━━ MATERIAL

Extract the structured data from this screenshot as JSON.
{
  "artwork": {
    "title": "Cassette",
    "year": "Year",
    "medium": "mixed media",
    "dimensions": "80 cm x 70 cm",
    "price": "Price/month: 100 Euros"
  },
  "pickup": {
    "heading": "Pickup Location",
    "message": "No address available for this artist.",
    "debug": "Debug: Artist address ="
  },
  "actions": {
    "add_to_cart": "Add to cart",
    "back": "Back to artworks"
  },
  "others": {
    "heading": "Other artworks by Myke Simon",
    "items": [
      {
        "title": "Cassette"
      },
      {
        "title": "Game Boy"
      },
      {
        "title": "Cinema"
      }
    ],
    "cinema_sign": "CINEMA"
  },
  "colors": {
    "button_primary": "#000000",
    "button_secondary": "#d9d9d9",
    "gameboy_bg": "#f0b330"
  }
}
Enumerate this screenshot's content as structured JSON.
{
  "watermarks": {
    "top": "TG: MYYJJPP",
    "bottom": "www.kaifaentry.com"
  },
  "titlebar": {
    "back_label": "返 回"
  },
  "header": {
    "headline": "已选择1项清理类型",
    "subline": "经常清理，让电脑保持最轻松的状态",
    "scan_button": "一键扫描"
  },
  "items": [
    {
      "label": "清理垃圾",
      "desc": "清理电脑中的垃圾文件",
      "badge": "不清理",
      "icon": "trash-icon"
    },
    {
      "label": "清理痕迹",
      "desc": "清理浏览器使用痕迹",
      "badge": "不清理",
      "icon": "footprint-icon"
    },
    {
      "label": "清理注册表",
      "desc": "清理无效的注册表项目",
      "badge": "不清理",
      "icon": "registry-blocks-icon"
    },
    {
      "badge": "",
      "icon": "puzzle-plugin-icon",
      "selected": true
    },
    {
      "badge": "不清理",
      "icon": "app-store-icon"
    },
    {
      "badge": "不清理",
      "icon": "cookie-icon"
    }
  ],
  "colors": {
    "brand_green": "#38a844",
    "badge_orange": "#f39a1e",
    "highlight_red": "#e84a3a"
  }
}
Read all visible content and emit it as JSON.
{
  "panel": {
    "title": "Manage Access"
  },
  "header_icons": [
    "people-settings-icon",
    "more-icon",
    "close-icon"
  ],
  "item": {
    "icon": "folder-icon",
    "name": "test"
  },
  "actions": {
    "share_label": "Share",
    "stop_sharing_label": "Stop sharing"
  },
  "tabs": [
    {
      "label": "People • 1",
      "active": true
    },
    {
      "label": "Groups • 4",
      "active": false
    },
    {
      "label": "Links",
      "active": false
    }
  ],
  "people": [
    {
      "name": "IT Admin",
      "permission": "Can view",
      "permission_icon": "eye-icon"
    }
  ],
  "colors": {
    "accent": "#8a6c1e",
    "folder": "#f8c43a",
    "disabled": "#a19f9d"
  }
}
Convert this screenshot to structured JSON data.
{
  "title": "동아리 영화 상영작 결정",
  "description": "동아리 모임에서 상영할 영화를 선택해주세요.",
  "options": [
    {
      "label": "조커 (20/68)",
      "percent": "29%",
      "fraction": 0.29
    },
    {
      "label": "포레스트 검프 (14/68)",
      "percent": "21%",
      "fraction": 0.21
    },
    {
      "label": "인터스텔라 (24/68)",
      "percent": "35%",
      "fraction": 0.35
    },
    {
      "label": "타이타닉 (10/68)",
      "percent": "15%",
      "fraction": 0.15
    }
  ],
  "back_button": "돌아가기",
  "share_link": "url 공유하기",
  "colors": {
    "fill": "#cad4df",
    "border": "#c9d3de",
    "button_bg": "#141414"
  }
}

━━━━

Reproduce only the lines between the line containing "Convert this screenshot" and the last line of the records, those two lines included, exactly.

Convert this screenshot to structured JSON data.
{
  "title": "동아리 영화 상영작 결정",
  "description": "동아리 모임에서 상영할 영화를 선택해주세요.",
  "options": [
    {
      "label": "조커 (20/68)",
      "percent": "29%",
      "fraction": 0.29
    },
    {
      "label": "포레스트 검프 (14/68)",
      "percent": "21%",
      "fraction": 0.21
    },
    {
      "label": "인터스텔라 (24/68)",
      "percent": "35%",
      "fraction": 0.35
    },
    {
      "label": "타이타닉 (10/68)",
      "percent": "15%",
      "fraction": 0.15
    }
  ],
  "back_button": "돌아가기",
  "share_link": "url 공유하기",
  "colors": {
    "fill": "#cad4df",
    "border": "#c9d3de",
    "button_bg": "#141414"
  }
}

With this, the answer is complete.